## [Exercise prompt]
Beginning with the line where "Transcribe the text in this document." appears, retype every remaining line of the data below, both the first and last included.

## [Dataset content]
-------------------------
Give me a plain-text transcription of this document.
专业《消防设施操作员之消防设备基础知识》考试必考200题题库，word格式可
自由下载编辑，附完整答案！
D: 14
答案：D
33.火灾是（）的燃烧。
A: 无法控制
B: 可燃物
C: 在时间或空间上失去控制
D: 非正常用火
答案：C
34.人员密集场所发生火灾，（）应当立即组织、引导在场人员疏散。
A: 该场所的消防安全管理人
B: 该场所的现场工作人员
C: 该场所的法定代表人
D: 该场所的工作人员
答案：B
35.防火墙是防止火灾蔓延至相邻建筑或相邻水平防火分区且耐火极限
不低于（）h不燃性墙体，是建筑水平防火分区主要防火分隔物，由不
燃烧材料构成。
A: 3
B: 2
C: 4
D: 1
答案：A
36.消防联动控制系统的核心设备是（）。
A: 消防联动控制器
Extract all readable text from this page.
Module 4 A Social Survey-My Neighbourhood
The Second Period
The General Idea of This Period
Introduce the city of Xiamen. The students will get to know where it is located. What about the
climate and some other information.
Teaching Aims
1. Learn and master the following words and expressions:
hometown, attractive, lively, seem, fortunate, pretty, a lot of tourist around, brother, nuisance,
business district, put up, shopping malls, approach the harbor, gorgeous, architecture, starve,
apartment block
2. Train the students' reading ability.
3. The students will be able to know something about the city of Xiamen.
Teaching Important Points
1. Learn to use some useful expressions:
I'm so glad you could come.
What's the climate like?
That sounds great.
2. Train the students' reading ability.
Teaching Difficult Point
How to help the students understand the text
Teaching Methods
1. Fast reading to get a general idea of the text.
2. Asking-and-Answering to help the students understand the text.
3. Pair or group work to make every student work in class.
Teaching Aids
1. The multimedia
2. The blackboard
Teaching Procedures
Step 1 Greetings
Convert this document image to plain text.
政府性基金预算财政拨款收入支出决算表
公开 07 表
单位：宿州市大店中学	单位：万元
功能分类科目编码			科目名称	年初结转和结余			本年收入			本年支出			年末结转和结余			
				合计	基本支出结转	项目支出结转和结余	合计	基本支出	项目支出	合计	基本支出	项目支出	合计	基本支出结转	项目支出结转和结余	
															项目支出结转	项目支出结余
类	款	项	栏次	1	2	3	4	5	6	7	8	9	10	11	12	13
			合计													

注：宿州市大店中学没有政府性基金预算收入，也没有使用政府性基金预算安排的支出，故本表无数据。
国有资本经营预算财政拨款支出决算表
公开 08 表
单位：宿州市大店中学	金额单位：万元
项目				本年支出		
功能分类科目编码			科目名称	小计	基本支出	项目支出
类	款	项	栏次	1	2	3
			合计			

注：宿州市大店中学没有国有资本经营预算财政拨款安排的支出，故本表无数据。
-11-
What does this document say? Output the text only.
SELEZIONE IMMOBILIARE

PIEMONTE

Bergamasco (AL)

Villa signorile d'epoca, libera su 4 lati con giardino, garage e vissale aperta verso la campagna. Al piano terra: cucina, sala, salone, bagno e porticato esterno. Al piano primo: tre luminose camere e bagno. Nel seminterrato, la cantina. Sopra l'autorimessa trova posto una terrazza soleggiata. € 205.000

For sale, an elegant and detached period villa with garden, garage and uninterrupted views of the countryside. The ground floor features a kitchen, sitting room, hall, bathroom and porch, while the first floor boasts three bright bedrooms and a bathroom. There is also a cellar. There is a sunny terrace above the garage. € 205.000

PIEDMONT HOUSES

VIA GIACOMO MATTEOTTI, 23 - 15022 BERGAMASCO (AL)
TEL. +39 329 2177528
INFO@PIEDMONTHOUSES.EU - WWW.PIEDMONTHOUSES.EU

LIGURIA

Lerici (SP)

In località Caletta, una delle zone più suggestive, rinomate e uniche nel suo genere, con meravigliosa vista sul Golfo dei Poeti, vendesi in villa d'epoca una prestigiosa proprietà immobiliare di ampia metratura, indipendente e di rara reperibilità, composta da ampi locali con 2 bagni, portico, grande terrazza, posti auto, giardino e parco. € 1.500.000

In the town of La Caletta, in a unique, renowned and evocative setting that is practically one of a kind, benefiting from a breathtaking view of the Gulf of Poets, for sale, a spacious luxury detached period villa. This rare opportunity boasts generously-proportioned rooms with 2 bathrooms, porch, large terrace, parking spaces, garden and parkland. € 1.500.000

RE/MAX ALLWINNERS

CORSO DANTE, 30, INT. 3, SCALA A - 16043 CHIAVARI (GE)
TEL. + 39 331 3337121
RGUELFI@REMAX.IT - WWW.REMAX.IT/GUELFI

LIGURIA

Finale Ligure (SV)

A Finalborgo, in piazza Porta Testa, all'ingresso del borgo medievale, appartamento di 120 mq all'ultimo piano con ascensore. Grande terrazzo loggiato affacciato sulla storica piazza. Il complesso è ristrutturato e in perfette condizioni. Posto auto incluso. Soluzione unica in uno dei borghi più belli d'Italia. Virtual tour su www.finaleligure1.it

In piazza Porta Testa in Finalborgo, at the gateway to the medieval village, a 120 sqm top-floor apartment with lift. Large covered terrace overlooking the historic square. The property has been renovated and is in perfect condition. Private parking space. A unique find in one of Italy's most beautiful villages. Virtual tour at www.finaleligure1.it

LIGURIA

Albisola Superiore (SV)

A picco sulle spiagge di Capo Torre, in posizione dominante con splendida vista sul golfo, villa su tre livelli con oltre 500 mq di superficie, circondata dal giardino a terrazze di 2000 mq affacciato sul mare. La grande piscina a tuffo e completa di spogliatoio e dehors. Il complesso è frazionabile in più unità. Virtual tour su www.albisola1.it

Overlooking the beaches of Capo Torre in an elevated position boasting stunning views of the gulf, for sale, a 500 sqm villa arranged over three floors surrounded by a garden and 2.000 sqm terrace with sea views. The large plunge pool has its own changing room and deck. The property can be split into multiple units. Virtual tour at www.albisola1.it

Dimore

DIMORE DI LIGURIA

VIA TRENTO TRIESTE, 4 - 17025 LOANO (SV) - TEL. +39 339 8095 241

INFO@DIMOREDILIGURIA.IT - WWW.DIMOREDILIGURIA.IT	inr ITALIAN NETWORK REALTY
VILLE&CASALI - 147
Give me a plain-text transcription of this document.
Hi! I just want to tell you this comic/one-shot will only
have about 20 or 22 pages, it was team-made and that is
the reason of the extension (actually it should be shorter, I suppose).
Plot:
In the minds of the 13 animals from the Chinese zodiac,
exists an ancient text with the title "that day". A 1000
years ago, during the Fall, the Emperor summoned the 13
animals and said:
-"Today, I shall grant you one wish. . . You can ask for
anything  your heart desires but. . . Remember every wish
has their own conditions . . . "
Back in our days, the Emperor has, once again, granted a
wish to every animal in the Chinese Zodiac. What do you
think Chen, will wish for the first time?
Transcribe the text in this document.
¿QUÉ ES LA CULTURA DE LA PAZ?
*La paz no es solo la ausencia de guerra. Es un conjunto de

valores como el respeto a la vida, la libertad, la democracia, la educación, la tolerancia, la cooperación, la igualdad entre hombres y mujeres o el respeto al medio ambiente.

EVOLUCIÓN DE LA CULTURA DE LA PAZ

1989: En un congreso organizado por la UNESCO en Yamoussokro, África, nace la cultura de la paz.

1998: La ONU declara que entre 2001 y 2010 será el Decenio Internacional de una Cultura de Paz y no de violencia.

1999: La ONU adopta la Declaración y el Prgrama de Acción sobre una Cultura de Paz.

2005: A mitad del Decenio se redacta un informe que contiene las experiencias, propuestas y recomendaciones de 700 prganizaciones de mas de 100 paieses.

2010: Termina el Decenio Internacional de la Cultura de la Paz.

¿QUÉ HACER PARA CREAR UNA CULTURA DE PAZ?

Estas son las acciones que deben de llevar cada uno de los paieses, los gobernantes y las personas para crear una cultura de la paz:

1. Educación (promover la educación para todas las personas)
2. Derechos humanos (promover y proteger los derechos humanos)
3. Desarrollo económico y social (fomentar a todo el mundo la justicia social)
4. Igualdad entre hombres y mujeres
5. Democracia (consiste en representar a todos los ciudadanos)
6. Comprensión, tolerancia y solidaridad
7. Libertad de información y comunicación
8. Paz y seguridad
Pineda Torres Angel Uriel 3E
-------------------------
## [Reply]
Transcribe the text in this document.
¿QUÉ ES LA CULTURA DE LA PAZ?
*La paz no es solo la ausencia de guerra. Es un conjunto de

valores como el respeto a la vida, la libertad, la democracia, la educación, la tolerancia, la cooperación, la igualdad entre hombres y mujeres o el respeto al medio ambiente.

EVOLUCIÓN DE LA CULTURA DE LA PAZ

1989: En un congreso organizado por la UNESCO en Yamoussokro, África, nace la cultura de la paz.

1998: La ONU declara que entre 2001 y 2010 será el Decenio Internacional de una Cultura de Paz y no de violencia.

1999: La ONU adopta la Declaración y el Prgrama de Acción sobre una Cultura de Paz.

2005: A mitad del Decenio se redacta un informe que contiene las experiencias, propuestas y recomendaciones de 700 prganizaciones de mas de 100 paieses.

2010: Termina el Decenio Internacional de la Cultura de la Paz.

¿QUÉ HACER PARA CREAR UNA CULTURA DE PAZ?

Estas son las acciones que deben de llevar cada uno de los paieses, los gobernantes y las personas para crear una cultura de la paz:

1. Educación (promover la educación para todas las personas)
2. Derechos humanos (promover y proteger los derechos humanos)
3. Desarrollo económico y social (fomentar a todo el mundo la justicia social)
4. Igualdad entre hombres y mujeres
5. Democracia (consiste en representar a todos los ciudadanos)
6. Comprensión, tolerancia y solidaridad
7. Libertad de información y comunicación
8. Paz y seguridad
Pineda Torres Angel Uriel 3E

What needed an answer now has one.